◆ Do this
Report, word for word, every line of the material that contains "name".

◆ Chart and figure data
□ □ □

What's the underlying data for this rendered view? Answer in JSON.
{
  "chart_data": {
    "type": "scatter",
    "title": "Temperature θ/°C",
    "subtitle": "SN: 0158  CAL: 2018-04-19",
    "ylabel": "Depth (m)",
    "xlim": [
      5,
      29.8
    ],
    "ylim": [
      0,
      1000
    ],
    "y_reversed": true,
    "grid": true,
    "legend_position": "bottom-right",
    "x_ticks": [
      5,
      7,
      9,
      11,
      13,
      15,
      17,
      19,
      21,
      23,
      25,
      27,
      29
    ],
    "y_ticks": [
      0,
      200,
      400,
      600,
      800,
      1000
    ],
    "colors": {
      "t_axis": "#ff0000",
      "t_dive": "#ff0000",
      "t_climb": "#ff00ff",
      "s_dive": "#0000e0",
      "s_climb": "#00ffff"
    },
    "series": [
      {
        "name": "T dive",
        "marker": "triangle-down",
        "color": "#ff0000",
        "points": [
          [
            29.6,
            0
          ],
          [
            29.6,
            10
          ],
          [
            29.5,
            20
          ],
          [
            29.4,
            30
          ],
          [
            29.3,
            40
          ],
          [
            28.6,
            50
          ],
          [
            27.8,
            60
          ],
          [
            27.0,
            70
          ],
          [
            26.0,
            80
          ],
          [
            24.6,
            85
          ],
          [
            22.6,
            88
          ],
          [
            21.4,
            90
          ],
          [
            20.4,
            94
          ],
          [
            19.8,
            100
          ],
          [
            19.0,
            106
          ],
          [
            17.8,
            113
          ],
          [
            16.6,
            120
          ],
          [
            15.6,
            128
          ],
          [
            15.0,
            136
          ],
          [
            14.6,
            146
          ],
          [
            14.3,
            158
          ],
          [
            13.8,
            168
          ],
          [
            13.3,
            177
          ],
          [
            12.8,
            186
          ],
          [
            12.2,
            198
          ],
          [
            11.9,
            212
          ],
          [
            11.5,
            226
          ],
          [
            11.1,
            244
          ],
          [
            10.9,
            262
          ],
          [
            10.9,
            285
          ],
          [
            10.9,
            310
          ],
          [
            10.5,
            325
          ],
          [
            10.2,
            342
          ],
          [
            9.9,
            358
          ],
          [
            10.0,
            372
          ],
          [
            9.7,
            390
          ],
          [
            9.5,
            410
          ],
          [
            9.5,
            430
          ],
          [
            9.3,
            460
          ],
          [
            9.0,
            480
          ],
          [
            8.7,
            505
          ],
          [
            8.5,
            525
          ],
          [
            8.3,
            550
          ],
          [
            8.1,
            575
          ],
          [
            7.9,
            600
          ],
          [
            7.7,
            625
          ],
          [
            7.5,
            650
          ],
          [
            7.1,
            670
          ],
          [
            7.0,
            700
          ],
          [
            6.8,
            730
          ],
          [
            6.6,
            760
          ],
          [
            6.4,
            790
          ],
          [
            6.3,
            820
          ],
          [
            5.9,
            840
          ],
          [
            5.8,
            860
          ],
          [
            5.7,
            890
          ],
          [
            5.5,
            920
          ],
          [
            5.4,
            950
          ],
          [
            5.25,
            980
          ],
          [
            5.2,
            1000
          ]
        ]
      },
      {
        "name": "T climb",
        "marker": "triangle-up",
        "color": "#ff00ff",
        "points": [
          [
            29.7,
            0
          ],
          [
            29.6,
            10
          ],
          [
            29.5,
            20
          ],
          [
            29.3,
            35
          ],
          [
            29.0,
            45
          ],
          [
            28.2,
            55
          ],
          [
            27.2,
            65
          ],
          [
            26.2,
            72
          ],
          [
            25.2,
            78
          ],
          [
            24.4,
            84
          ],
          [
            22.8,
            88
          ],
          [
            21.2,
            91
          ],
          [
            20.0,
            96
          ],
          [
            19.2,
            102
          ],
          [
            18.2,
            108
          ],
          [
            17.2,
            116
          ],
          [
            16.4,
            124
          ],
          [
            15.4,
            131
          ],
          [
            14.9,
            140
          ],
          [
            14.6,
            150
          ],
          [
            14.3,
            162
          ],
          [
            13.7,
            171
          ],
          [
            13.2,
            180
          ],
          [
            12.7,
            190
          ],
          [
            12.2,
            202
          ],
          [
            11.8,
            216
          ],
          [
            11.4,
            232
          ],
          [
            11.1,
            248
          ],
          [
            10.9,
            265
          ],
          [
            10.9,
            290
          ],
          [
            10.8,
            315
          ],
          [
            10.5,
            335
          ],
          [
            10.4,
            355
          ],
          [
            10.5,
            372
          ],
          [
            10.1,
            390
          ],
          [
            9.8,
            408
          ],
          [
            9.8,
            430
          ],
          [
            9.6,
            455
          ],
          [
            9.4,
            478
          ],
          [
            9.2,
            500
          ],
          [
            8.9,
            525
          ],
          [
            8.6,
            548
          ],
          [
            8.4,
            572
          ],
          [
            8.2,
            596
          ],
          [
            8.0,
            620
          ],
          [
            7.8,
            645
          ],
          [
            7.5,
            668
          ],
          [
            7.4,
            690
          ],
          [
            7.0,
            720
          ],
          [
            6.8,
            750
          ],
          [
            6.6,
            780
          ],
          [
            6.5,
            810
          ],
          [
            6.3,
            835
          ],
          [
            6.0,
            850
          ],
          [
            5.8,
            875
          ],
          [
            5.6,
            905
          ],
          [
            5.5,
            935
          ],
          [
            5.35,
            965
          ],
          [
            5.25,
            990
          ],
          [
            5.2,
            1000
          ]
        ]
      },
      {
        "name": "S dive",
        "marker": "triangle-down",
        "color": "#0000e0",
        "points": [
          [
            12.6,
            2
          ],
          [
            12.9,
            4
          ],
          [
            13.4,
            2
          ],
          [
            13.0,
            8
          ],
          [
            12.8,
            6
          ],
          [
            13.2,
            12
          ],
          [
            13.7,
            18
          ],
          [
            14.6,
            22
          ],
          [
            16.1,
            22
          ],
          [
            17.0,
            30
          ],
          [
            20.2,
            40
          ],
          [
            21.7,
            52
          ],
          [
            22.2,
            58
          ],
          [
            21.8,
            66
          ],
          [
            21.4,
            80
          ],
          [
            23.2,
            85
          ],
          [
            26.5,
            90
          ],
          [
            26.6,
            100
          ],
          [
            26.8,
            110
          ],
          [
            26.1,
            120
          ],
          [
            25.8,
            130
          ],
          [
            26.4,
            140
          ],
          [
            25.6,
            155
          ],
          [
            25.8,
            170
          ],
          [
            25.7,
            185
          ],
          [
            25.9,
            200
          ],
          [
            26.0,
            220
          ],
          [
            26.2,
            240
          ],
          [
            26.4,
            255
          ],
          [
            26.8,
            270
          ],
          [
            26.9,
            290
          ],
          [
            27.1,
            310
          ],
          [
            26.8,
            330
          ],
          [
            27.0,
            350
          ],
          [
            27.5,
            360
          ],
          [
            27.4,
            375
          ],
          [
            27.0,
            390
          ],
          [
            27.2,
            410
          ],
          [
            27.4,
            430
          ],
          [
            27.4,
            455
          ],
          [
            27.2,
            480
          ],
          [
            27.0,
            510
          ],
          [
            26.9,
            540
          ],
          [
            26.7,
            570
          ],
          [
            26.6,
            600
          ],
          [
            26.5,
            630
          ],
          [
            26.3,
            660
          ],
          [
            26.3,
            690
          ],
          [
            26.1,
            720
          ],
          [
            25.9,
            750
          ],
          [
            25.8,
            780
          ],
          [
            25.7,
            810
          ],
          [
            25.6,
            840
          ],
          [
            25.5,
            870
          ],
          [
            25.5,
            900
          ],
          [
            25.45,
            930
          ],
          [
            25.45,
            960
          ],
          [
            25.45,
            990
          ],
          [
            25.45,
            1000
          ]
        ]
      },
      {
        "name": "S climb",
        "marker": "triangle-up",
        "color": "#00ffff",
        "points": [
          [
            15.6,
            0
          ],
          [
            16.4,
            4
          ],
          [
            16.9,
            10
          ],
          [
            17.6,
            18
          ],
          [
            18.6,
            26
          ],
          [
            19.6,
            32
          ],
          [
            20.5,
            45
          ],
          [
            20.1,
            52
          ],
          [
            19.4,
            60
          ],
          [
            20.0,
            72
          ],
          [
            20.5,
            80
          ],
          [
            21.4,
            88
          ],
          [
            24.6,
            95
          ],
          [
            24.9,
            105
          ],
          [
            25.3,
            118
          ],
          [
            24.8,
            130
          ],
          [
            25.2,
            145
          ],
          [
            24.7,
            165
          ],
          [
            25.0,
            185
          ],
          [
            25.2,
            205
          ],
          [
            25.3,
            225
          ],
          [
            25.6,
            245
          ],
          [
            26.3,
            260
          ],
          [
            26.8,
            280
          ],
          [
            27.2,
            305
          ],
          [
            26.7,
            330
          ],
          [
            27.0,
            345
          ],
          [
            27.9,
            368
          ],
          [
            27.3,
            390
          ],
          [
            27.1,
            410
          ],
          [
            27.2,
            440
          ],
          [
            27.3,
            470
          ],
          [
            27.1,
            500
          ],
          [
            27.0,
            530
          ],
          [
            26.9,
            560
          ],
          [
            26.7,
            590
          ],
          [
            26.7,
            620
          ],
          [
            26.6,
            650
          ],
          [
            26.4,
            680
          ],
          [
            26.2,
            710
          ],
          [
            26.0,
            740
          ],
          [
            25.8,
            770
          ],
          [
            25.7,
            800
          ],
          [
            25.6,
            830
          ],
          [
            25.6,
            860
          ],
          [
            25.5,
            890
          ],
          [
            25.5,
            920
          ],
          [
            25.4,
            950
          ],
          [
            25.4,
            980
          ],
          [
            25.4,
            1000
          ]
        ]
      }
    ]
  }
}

□ □ □

◆ Solved exercise
        "name": "T dive",
        "name": "T climb",
        "name": "S dive",
        "name": "S climb",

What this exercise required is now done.